== TASK TO CARRY OUT ==
Count every line of these entries that holds the word "more", and reply with the number only.
** Begin **
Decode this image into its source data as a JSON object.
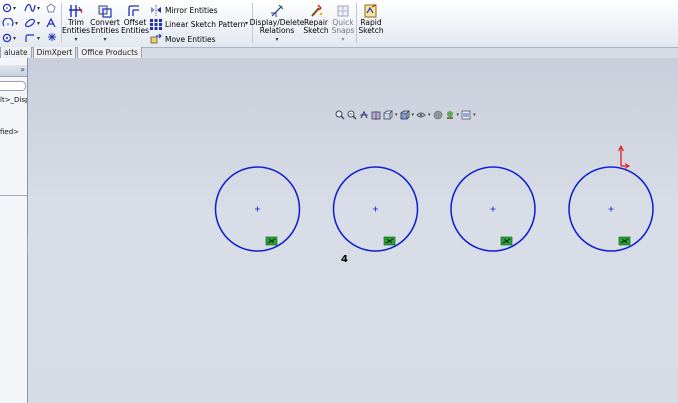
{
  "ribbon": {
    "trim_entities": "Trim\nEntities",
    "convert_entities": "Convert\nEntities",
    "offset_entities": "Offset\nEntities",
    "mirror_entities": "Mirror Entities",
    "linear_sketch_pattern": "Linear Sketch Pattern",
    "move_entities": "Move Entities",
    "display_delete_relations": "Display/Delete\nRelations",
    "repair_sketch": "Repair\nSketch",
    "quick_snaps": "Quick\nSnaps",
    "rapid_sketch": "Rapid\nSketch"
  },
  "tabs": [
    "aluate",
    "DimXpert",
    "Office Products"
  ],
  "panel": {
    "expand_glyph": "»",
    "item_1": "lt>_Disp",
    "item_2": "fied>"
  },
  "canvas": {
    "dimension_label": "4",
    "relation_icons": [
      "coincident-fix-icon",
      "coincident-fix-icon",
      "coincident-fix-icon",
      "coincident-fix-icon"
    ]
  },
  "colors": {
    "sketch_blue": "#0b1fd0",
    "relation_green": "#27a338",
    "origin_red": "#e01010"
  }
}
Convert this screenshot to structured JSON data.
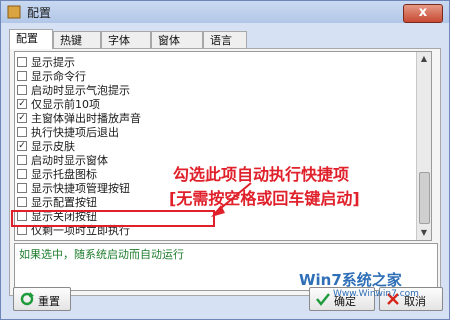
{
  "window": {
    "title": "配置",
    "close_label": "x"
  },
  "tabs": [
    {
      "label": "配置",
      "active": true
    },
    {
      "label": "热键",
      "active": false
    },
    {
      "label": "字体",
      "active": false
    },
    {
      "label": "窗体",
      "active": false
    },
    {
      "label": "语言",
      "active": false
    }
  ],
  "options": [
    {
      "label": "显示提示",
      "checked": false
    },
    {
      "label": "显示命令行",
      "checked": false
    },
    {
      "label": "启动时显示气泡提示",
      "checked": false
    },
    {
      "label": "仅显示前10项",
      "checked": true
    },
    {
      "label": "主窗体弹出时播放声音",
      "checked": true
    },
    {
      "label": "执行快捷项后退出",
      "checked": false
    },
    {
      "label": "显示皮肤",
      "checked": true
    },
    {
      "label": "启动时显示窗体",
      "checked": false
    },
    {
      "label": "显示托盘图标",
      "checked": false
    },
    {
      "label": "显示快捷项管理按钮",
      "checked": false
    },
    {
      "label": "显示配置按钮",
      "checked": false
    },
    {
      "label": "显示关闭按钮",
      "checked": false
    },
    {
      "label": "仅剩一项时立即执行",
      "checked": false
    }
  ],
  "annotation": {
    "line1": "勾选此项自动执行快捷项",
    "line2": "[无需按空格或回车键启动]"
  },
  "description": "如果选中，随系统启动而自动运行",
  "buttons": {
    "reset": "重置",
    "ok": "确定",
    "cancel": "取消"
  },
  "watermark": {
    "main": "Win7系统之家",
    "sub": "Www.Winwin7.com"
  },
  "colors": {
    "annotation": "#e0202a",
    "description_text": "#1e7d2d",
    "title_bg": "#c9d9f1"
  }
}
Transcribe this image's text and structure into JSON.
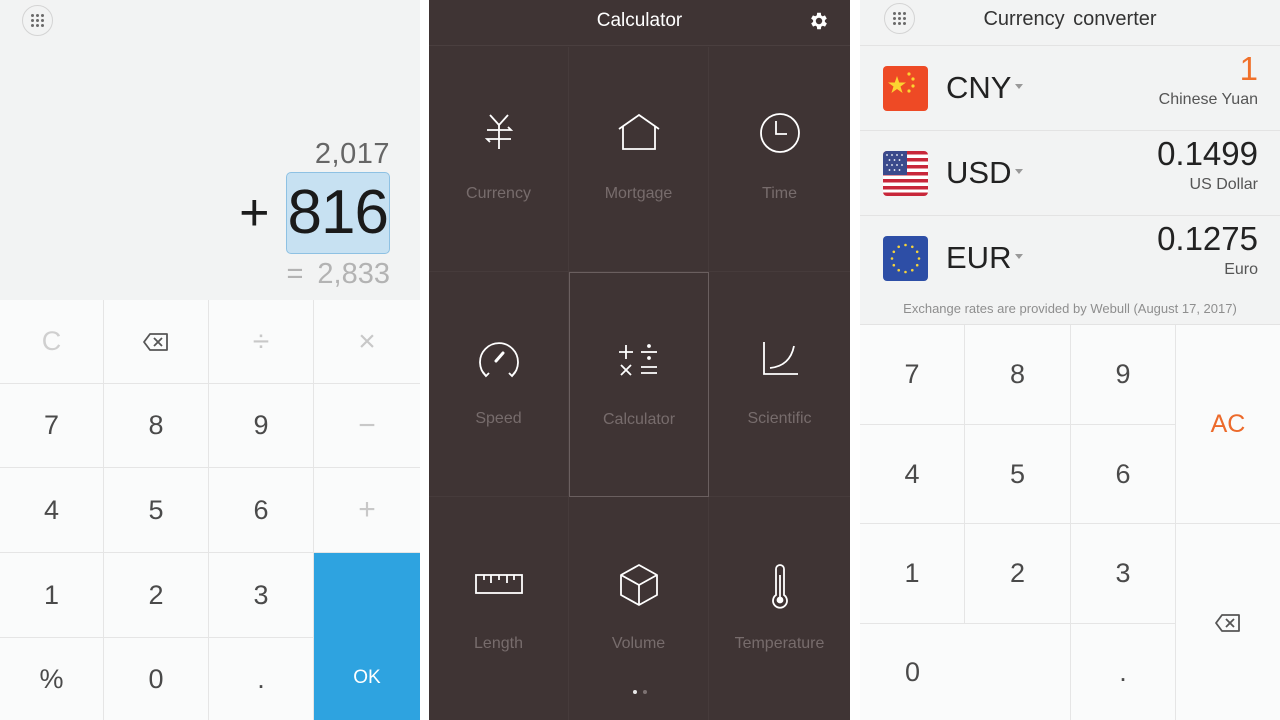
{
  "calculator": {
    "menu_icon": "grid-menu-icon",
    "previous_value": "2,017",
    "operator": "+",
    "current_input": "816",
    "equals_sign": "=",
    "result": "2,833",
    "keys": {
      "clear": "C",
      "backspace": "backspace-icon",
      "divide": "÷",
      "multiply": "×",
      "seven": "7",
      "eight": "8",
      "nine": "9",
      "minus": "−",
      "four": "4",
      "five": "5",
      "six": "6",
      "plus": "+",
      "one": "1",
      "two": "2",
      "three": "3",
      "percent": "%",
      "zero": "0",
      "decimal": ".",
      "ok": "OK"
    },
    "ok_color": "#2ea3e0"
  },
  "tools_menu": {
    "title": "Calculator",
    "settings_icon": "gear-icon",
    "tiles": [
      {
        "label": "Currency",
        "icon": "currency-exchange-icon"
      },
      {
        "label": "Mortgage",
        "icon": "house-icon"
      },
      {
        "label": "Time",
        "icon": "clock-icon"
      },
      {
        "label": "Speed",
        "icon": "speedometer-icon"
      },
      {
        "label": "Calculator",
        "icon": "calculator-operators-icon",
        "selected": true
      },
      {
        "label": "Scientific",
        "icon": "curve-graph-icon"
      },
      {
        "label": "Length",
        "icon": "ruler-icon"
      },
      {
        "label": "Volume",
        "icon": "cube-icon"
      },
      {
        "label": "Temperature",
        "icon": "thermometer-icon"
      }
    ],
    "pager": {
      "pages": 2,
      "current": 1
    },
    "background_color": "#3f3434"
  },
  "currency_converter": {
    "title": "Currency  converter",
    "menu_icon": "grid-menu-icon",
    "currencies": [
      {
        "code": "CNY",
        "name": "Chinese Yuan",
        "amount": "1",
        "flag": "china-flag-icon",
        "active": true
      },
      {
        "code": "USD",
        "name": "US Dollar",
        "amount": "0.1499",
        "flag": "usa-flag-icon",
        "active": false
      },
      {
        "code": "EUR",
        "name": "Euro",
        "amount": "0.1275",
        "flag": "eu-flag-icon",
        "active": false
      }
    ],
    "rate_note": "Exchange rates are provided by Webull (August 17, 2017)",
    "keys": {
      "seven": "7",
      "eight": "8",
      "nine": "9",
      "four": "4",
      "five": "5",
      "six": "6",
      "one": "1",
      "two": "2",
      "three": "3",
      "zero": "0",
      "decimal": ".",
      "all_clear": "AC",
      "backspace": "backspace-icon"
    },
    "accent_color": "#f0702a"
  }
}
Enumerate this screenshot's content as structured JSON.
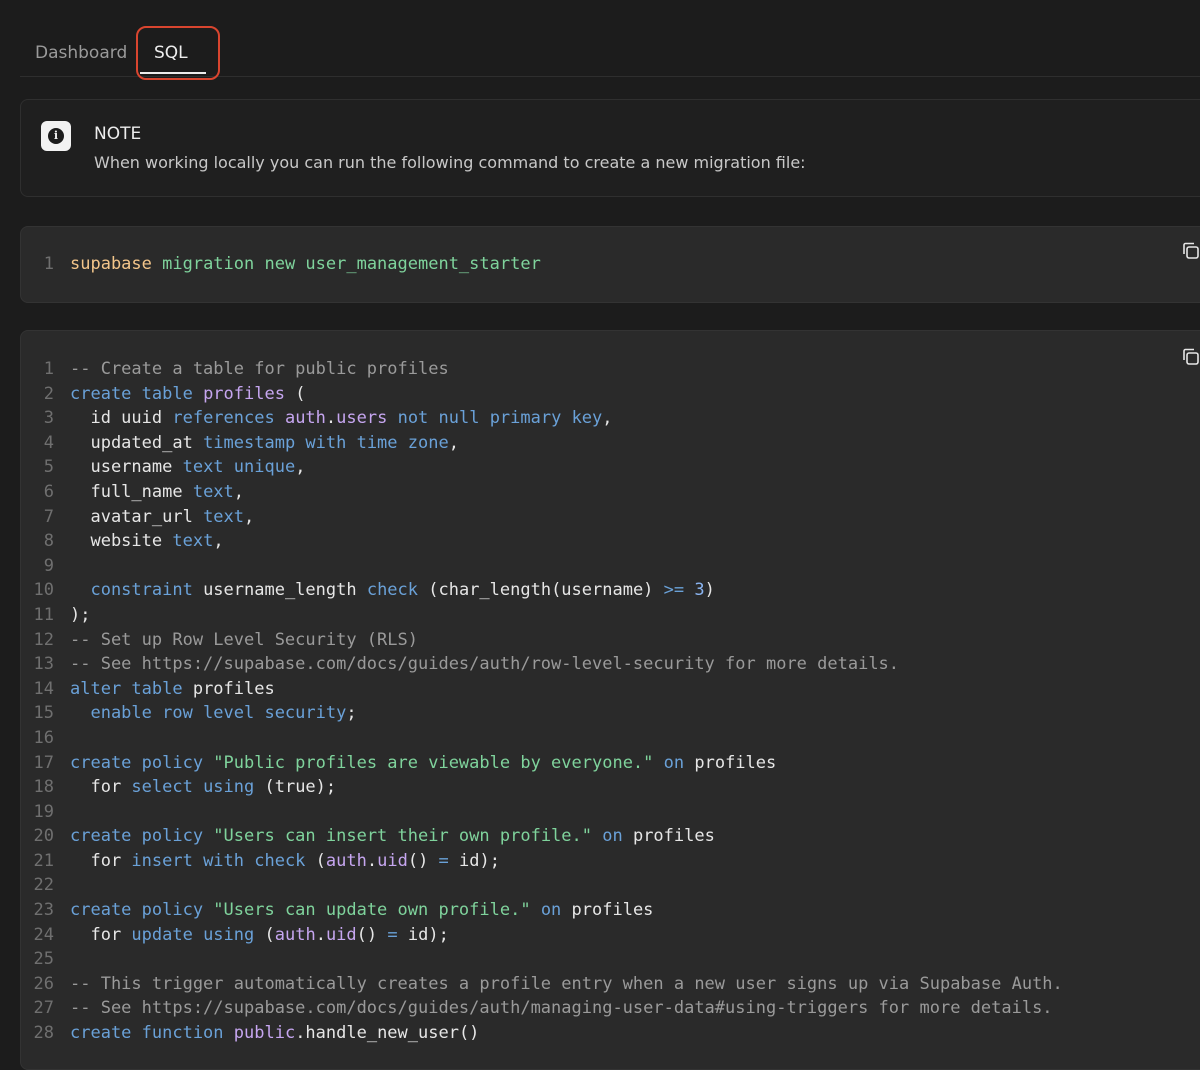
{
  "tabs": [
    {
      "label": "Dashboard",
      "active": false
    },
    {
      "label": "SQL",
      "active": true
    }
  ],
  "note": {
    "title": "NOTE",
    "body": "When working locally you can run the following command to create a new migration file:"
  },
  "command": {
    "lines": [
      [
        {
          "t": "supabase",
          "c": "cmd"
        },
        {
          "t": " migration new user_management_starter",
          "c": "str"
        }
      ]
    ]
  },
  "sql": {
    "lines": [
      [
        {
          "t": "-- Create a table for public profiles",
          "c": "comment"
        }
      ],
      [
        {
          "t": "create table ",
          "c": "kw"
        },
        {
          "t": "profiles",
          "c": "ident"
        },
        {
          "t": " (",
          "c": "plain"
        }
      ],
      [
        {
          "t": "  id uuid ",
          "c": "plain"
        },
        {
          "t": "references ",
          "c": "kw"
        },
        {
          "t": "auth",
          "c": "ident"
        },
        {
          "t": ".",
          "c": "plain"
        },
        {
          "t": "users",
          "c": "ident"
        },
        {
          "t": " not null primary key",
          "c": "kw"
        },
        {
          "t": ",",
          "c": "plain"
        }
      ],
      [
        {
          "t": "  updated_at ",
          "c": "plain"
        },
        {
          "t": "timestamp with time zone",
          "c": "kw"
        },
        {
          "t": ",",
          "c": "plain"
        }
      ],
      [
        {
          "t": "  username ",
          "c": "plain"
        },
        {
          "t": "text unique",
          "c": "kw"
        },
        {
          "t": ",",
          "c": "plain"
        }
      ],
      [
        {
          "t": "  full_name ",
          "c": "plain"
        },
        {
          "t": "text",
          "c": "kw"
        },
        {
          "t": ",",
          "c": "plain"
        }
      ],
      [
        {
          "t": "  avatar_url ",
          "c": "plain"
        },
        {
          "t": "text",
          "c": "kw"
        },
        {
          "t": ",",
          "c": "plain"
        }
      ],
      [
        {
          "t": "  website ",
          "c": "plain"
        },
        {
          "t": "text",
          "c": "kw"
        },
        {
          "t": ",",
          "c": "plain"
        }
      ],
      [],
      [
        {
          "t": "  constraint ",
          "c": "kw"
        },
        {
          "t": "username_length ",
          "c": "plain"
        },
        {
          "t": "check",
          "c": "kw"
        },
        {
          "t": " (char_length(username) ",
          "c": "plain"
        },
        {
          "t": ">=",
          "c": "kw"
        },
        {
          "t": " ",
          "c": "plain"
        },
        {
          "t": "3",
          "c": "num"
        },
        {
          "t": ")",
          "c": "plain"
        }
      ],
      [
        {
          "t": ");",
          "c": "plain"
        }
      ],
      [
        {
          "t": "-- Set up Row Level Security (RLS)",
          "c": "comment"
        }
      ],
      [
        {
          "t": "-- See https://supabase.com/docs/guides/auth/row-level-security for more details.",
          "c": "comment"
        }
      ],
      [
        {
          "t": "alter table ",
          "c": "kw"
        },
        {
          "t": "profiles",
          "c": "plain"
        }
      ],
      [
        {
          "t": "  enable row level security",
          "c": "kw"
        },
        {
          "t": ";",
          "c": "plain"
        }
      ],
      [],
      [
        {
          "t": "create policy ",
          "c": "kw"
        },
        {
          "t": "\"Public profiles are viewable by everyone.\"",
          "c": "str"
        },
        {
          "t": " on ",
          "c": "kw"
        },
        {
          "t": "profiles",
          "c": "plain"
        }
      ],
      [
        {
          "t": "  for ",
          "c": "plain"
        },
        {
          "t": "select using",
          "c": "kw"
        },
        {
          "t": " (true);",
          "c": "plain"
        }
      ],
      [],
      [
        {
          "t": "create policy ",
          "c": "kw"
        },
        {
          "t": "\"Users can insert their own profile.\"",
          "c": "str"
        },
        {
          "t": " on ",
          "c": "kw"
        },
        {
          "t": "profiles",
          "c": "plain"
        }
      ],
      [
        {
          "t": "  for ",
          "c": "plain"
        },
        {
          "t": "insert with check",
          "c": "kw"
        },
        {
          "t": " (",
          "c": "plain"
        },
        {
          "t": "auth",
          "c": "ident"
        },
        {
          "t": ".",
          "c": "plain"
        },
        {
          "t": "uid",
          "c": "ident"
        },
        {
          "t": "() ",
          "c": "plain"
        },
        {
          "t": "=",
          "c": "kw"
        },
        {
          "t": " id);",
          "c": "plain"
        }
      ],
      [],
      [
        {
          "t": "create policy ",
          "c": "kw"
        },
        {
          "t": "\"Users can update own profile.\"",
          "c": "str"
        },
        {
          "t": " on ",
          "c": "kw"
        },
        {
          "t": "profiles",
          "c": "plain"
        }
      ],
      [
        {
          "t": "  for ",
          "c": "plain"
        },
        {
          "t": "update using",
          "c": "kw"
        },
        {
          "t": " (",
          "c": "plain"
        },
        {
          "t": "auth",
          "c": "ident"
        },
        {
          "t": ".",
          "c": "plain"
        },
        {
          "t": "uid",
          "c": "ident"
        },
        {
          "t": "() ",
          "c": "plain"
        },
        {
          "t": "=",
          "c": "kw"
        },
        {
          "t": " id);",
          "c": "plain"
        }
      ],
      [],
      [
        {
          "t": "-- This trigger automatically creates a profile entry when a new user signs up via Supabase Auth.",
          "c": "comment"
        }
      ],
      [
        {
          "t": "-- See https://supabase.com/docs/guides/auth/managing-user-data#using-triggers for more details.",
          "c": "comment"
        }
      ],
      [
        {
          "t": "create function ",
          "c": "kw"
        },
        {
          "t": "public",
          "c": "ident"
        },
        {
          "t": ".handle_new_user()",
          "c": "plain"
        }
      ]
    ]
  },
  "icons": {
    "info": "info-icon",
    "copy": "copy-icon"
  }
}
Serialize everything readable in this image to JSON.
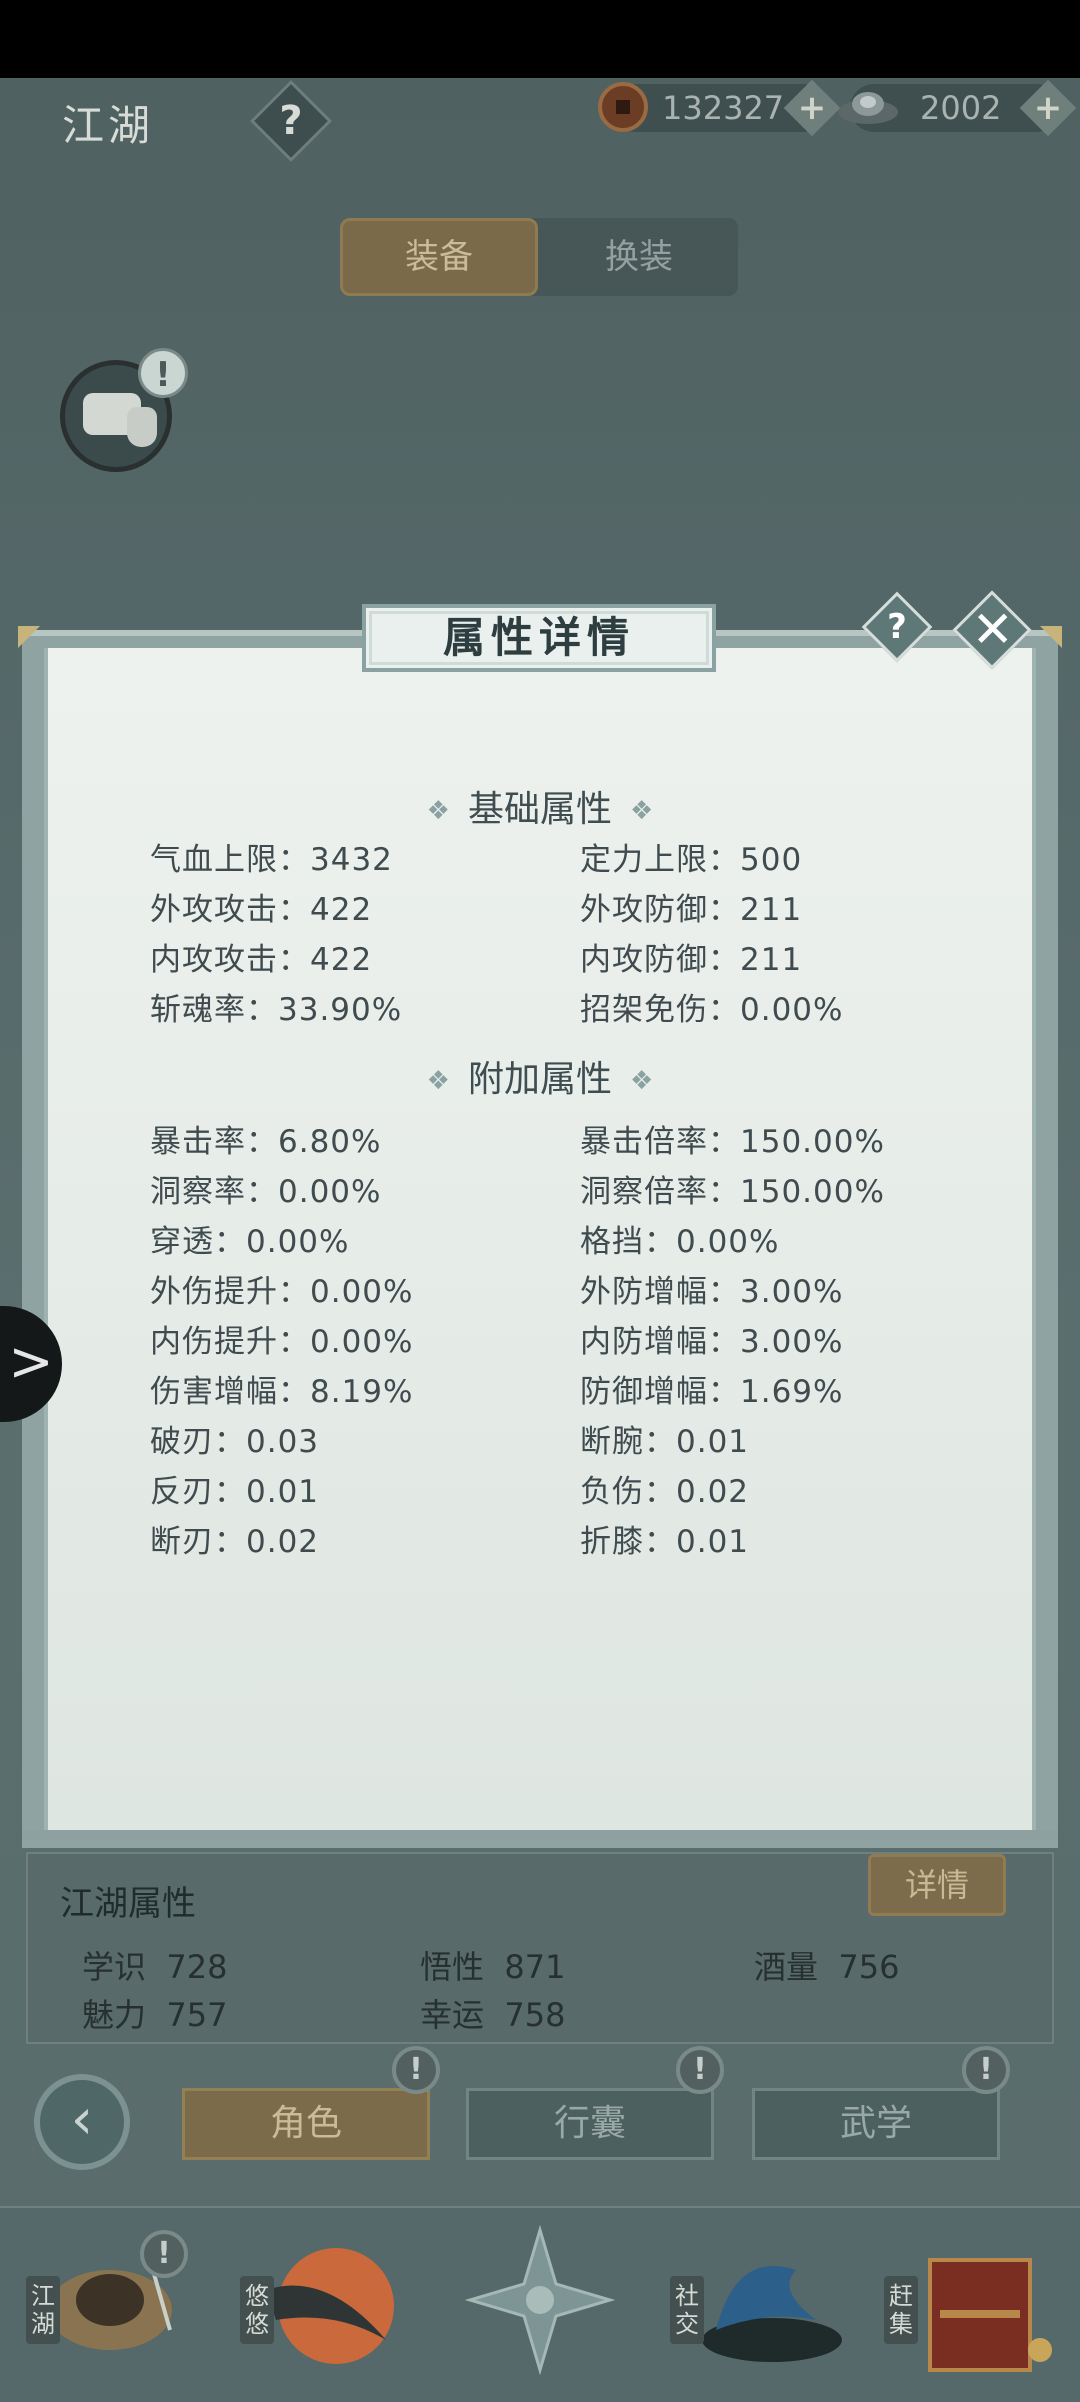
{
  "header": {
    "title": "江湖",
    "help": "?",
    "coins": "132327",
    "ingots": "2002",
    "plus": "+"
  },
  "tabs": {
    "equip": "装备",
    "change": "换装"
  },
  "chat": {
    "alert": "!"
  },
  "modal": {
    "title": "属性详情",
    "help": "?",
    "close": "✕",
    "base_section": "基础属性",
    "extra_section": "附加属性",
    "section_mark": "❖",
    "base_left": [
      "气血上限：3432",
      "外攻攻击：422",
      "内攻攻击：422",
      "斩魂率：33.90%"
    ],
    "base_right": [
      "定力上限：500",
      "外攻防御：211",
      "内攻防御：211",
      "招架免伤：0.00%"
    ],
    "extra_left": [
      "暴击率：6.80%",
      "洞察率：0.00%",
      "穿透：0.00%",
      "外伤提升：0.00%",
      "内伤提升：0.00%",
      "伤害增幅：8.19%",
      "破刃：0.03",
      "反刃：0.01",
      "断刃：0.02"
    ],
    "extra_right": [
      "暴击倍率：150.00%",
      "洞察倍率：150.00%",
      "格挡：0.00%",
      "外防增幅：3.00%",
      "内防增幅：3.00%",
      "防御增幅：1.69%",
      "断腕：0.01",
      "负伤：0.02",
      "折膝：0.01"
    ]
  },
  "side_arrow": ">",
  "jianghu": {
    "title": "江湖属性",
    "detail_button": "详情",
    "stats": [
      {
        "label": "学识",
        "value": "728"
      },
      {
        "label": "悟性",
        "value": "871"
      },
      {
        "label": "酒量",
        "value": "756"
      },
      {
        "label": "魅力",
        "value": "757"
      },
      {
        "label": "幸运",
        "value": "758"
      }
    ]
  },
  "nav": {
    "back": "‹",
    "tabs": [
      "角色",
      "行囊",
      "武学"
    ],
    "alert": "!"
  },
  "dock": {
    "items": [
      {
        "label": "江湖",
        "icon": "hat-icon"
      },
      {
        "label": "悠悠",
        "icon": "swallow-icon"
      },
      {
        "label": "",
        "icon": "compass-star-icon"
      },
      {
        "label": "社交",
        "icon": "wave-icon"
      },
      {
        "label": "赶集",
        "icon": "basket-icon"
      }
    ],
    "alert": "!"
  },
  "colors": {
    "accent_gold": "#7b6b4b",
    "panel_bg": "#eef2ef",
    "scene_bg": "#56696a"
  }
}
** End **
== ANSWER TO THIS PROBLEM ==
2